EXERCISE DESCRIPTION =>
Wherever the word "crushed" appears in a line, copy that line.

— Start —

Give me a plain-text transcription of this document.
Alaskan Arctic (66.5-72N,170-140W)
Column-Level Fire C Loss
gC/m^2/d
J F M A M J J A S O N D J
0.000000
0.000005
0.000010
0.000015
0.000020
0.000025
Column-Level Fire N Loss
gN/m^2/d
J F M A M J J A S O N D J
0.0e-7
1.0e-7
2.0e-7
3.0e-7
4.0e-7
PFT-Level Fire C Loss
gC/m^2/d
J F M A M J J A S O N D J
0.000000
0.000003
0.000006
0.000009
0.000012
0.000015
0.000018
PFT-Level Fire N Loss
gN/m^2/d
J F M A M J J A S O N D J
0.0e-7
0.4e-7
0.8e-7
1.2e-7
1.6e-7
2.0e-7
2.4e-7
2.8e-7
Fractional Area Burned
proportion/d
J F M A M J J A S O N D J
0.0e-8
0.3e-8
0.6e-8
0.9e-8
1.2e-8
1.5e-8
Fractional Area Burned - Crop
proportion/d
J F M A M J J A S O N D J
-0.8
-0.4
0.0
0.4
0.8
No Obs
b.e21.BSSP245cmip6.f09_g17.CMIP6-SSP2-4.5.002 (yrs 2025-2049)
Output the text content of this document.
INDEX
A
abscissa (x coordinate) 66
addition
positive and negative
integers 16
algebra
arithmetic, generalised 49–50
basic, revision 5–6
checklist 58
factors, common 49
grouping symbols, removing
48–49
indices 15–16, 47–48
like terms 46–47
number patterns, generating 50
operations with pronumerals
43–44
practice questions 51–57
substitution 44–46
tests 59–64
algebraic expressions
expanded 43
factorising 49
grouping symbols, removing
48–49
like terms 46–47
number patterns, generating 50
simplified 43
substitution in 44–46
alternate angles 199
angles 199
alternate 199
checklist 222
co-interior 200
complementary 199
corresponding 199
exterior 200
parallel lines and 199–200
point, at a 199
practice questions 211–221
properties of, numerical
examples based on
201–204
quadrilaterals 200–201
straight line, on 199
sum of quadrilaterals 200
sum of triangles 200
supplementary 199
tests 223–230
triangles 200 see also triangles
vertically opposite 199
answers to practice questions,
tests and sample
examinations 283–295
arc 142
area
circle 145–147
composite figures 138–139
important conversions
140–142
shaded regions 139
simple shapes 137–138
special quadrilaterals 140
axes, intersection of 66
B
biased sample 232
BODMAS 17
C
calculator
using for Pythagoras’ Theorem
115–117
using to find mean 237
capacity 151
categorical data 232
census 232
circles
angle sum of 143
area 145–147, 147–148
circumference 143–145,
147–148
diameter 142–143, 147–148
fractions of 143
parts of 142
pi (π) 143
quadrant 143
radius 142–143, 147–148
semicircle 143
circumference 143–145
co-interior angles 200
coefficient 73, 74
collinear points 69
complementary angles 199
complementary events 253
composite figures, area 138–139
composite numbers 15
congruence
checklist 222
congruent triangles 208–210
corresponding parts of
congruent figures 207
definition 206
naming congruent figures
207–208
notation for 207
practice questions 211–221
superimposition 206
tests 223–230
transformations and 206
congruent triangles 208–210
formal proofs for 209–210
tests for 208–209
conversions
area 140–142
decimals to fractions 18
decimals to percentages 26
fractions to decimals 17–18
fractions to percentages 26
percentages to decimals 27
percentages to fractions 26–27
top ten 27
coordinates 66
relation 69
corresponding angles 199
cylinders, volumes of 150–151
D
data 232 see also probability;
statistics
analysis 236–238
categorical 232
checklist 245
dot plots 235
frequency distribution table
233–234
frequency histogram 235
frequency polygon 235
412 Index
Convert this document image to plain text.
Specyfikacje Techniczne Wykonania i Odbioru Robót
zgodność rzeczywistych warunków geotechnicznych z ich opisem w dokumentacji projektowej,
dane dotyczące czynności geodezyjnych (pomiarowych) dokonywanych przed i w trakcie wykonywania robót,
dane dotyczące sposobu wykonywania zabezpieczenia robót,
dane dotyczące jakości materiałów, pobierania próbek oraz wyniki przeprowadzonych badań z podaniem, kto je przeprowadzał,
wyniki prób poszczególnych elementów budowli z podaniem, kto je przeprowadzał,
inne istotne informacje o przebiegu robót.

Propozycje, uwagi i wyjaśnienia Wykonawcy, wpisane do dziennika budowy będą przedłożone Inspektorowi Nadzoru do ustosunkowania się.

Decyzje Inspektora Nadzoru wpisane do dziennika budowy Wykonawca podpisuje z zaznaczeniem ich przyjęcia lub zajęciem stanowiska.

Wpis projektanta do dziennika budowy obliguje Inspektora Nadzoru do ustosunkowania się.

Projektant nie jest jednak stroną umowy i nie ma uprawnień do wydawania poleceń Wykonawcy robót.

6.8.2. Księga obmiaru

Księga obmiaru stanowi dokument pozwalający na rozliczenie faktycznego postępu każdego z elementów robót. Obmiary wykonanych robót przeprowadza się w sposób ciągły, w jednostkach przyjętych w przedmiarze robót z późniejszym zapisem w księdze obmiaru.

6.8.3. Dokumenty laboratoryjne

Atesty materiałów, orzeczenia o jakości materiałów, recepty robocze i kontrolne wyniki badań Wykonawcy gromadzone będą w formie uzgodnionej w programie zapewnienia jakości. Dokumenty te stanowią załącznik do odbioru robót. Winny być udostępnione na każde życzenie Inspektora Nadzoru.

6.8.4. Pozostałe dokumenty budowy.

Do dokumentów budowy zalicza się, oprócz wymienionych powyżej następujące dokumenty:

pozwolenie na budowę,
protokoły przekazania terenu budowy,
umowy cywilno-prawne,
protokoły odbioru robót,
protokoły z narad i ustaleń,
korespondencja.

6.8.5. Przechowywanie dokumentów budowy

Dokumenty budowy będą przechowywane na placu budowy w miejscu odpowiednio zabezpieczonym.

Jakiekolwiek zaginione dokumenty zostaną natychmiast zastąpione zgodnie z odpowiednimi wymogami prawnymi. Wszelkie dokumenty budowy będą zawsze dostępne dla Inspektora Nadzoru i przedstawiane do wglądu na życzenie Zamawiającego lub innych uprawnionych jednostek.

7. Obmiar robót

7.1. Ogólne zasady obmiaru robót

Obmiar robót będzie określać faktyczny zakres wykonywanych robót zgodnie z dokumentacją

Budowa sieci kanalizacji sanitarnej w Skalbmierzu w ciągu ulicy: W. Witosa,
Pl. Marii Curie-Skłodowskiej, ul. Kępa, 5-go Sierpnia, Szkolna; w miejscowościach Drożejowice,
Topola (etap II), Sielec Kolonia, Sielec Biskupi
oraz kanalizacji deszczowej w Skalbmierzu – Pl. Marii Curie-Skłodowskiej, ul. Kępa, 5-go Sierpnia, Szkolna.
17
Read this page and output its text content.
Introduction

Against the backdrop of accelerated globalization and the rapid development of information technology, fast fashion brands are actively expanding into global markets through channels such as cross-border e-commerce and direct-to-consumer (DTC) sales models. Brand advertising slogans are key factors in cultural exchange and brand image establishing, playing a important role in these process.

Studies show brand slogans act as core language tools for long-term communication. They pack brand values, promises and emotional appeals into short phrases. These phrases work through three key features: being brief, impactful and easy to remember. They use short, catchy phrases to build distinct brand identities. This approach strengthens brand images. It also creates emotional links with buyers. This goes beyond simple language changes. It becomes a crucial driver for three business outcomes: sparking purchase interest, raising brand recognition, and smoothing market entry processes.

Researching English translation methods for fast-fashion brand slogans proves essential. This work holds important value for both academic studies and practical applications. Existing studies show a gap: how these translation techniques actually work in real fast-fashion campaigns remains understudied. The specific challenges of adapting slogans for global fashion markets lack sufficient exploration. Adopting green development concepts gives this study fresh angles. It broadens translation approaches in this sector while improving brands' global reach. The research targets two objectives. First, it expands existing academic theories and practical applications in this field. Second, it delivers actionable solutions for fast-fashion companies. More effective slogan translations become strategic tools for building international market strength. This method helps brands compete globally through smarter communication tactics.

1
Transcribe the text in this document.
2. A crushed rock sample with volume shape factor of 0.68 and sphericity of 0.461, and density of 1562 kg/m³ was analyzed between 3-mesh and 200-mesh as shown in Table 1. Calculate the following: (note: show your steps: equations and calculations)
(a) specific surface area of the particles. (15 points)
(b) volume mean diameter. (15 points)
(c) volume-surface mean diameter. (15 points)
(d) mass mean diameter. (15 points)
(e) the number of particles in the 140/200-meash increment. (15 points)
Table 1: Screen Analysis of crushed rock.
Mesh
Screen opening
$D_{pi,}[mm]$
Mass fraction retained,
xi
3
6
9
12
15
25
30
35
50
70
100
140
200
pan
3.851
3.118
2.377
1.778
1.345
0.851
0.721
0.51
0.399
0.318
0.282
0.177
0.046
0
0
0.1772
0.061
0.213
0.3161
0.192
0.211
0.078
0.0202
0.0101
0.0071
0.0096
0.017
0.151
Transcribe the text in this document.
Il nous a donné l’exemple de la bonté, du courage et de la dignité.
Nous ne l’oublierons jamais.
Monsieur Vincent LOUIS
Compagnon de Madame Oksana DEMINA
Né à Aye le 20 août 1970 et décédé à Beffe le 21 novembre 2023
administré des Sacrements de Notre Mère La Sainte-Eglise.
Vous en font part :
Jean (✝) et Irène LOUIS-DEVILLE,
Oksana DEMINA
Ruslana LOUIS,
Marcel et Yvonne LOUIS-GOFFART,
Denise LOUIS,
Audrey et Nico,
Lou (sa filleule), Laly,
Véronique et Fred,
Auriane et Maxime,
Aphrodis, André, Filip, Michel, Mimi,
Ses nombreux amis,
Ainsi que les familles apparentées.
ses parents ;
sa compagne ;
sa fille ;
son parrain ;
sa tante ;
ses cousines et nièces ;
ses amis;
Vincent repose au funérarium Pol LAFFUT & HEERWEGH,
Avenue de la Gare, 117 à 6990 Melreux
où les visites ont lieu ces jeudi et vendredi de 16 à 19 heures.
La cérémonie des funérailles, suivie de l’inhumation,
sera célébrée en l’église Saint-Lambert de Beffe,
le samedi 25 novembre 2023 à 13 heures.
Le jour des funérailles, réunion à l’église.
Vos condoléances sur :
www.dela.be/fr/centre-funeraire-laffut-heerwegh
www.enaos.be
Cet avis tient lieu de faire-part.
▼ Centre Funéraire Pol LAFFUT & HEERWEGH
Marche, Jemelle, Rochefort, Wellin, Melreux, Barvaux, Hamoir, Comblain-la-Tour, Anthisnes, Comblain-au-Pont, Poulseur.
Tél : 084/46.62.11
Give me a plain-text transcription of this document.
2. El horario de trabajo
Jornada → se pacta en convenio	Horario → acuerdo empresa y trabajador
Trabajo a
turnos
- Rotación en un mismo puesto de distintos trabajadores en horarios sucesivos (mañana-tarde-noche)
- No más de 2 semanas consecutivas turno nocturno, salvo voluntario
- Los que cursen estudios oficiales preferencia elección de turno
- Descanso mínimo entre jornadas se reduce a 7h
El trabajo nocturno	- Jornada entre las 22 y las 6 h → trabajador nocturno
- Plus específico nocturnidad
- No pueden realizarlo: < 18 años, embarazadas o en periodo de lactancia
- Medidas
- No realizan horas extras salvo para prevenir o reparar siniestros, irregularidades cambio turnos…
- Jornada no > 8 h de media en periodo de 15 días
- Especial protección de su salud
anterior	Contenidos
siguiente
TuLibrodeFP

— End —

EXPECTED ANSWER =>
2. A crushed rock sample with volume shape factor of 0.68 and sphericity of 0.461, and density of 1562 kg/m³ was analyzed between 3-mesh and 200-mesh as shown in Table 1. Calculate the following: (note: show your steps: equations and calculations)
Table 1: Screen Analysis of crushed rock.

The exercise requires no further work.